• **Goal**
Here are some records; quote them exactly, leaving out the pictures.

[start Available records]

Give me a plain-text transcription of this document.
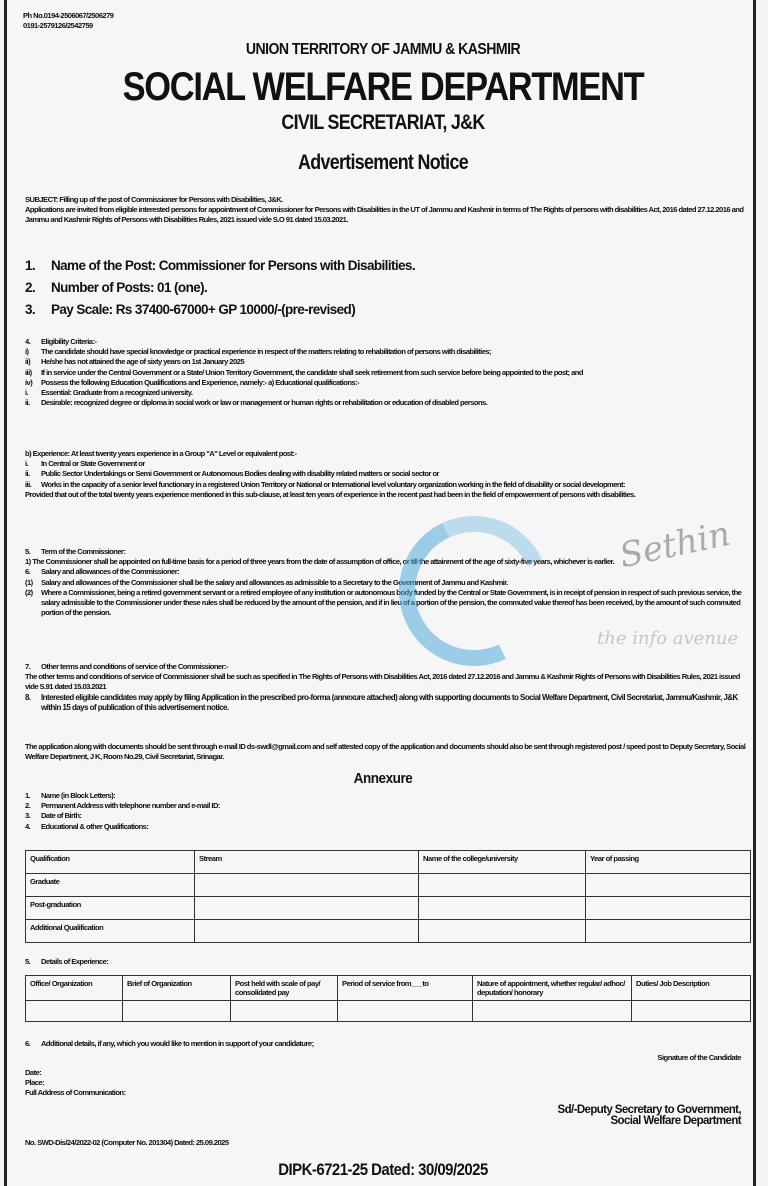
Ph No.0194-2506067/2506279
0191-2579126/2542759
UNION TERRITORY OF JAMMU & KASHMIR
SOCIAL WELFARE DEPARTMENT
CIVIL SECRETARIAT, J&K
Advertisement Notice
SUBJECT: Filling up of the post of Commissioner for Persons with Disabilities, J&K.
Applications are invited from eligible interested persons for appointment of Commissioner for Persons with Disabilities in the UT of Jammu and Kashmir in terms of The Rights of persons with disabilities Act, 2016 dated 27.12.2016 and Jammu and Kashmir Rights of Persons with Disabilities Rules, 2021 issued vide S.O 91 dated 15.03.2021.
1. Name of the Post: Commissioner for Persons with Disabilities.
2. Number of Posts: 01 (one).
3. Pay Scale: Rs 37400-67000+ GP 10000/-(pre-revised)
4.	Eligibility Criteria:-
i)	The candidate should have special knowledge or practical experience in respect of the matters relating to rehabilitation of persons with disabilities;
ii)	He/she has not attained the age of sixty years on 1st January 2025
iii)	If in service under the Central Government or a State/ Union Territory Government, the candidate shall seek retirement from such service before being appointed to the post; and
iv)	Possess the following Education Qualifications and Experience, namely:- a) Educational qualifications:-
i.	Essential: Graduate from a recognized university.
ii.	Desirable: recognized degree or diploma in social work or law or management or human rights or rehabilitation or education of disabled persons.
b) Experience: At least twenty years experience in a Group "A" Level or equivalent post:-
i.	In Central or State Government or
ii.	Public Sector Undertakings or Semi Government or Autonomous Bodies dealing with disability related matters or social sector or
iii.	Works in the capacity of a senior level functionary in a registered Union Territory or National or International level voluntary organization working in the field of disability or social development:
Provided that out of the total twenty years experience mentioned in this sub-clause, at least ten years of experience in the recent past had been in the field of empowerment of persons with disabilities.
5.	Term of the Commissioner:
1) The Commissioner shall be appointed on full-time basis for a period of three years from the date of assumption of office, or till the attainment of the age of sixty-five years, whichever is earlier.
6.	Salary and allowances of the Commissioner:
(1)	Salary and allowances of the Commissioner shall be the salary and allowances as admissible to a Secretary to the Government of Jammu and Kashmir.
(2)	Where a Commissioner, being a retired government servant or a retired employee of any institution or autonomous body funded by the Central or State Government, is in receipt of pension in respect of such previous service, the salary admissible to the Commissioner under these rules shall be reduced by the amount of the pension, and if in lieu of a portion of the pension, the commuted value thereof has been received, by the amount of such commuted portion of the pension.
7.	Other terms and conditions of service of the Commissioner:-
The other terms and conditions of service of Commissioner shall be such as specified in The Rights of Persons with Disabilities Act, 2016 dated 27.12.2016 and Jammu & Kashmir Rights of Persons with Disabilities Rules, 2021 issued vide S.91 dated 15.03.2021
8.	Interested eligible candidates may apply by filing Application in the prescribed pro-forma (annexure attached) along with supporting documents to Social Welfare Department, Civil Secretariat, Jammu/Kashmir, J&K within 15 days of publication of this advertisement notice.
The application along with documents should be sent through e-mail ID ds-swdl@gmail.com and self attested copy of the application and documents should also be sent through registered post / speed post to Deputy Secretary, Social Welfare Department, J K, Room No.29, Civil Secretariat, Srinagar.
Annexure
1.	Name (in Block Letters):
2.	Permanent Address with telephone number and e-mail ID:
3.	Date of Birth:
4.	Educational & other Qualifications:
Qualification	Stream	Name of the college/university	Year of passing
Graduate			
Post-graduation			
Additional Qualification			
5.	Details of Experience:
Office/ Organization	Brief of Organization	Post held with scale of pay/ consolidated pay	Period of service from___to	Nature of appointment, whether regular/ adhoc/ deputation/ honorary	Duties/ Job Description

6.	Additional details, if any, which you would like to mention in support of your candidature;
Signature of the Candidate
Date:
Place:
Full Address of Communication:
Sd/-Deputy Secretary to Government,
Social Welfare Department
No. SWD-Dis/24/2022-02 (Computer No. 201304) Dated: 25.09.2025
DIPK-6721-25 Dated: 30/09/2025
Sethin
the info avenue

[end Available records]

• **Solution for this task**
Give me a plain-text transcription of this document.
Ph No.0194-2506067/2506279
0191-2579126/2542759
UNION TERRITORY OF JAMMU & KASHMIR
SOCIAL WELFARE DEPARTMENT
CIVIL SECRETARIAT, J&K
Advertisement Notice
SUBJECT: Filling up of the post of Commissioner for Persons with Disabilities, J&K.
Applications are invited from eligible interested persons for appointment of Commissioner for Persons with Disabilities in the UT of Jammu and Kashmir in terms of The Rights of persons with disabilities Act, 2016 dated 27.12.2016 and Jammu and Kashmir Rights of Persons with Disabilities Rules, 2021 issued vide S.O 91 dated 15.03.2021.
1. Name of the Post: Commissioner for Persons with Disabilities.
2. Number of Posts: 01 (one).
3. Pay Scale: Rs 37400-67000+ GP 10000/-(pre-revised)
4.	Eligibility Criteria:-
i)	The candidate should have special knowledge or practical experience in respect of the matters relating to rehabilitation of persons with disabilities;
ii)	He/she has not attained the age of sixty years on 1st January 2025
iii)	If in service under the Central Government or a State/ Union Territory Government, the candidate shall seek retirement from such service before being appointed to the post; and
iv)	Possess the following Education Qualifications and Experience, namely:- a) Educational qualifications:-
i.	Essential: Graduate from a recognized university.
ii.	Desirable: recognized degree or diploma in social work or law or management or human rights or rehabilitation or education of disabled persons.
b) Experience: At least twenty years experience in a Group "A" Level or equivalent post:-
i.	In Central or State Government or
ii.	Public Sector Undertakings or Semi Government or Autonomous Bodies dealing with disability related matters or social sector or
iii.	Works in the capacity of a senior level functionary in a registered Union Territory or National or International level voluntary organization working in the field of disability or social development:
Provided that out of the total twenty years experience mentioned in this sub-clause, at least ten years of experience in the recent past had been in the field of empowerment of persons with disabilities.
5.	Term of the Commissioner:
1) The Commissioner shall be appointed on full-time basis for a period of three years from the date of assumption of office, or till the attainment of the age of sixty-five years, whichever is earlier.
6.	Salary and allowances of the Commissioner:
(1)	Salary and allowances of the Commissioner shall be the salary and allowances as admissible to a Secretary to the Government of Jammu and Kashmir.
(2)	Where a Commissioner, being a retired government servant or a retired employee of any institution or autonomous body funded by the Central or State Government, is in receipt of pension in respect of such previous service, the salary admissible to the Commissioner under these rules shall be reduced by the amount of the pension, and if in lieu of a portion of the pension, the commuted value thereof has been received, by the amount of such commuted portion of the pension.
7.	Other terms and conditions of service of the Commissioner:-
The other terms and conditions of service of Commissioner shall be such as specified in The Rights of Persons with Disabilities Act, 2016 dated 27.12.2016 and Jammu & Kashmir Rights of Persons with Disabilities Rules, 2021 issued vide S.91 dated 15.03.2021
8.	Interested eligible candidates may apply by filing Application in the prescribed pro-forma (annexure attached) along with supporting documents to Social Welfare Department, Civil Secretariat, Jammu/Kashmir, J&K within 15 days of publication of this advertisement notice.
The application along with documents should be sent through e-mail ID ds-swdl@gmail.com and self attested copy of the application and documents should also be sent through registered post / speed post to Deputy Secretary, Social Welfare Department, J K, Room No.29, Civil Secretariat, Srinagar.
Annexure
1.	Name (in Block Letters):
2.	Permanent Address with telephone number and e-mail ID:
3.	Date of Birth:
4.	Educational & other Qualifications:
Qualification	Stream	Name of the college/university	Year of passing
Graduate			
Post-graduation			
Additional Qualification			
5.	Details of Experience:
Office/ Organization	Brief of Organization	Post held with scale of pay/ consolidated pay	Period of service from___to	Nature of appointment, whether regular/ adhoc/ deputation/ honorary	Duties/ Job Description

6.	Additional details, if any, which you would like to mention in support of your candidature;
Signature of the Candidate
Date:
Place:
Full Address of Communication:
Sd/-Deputy Secretary to Government,
Social Welfare Department
No. SWD-Dis/24/2022-02 (Computer No. 201304) Dated: 25.09.2025
DIPK-6721-25 Dated: 30/09/2025
Sethin
the info avenue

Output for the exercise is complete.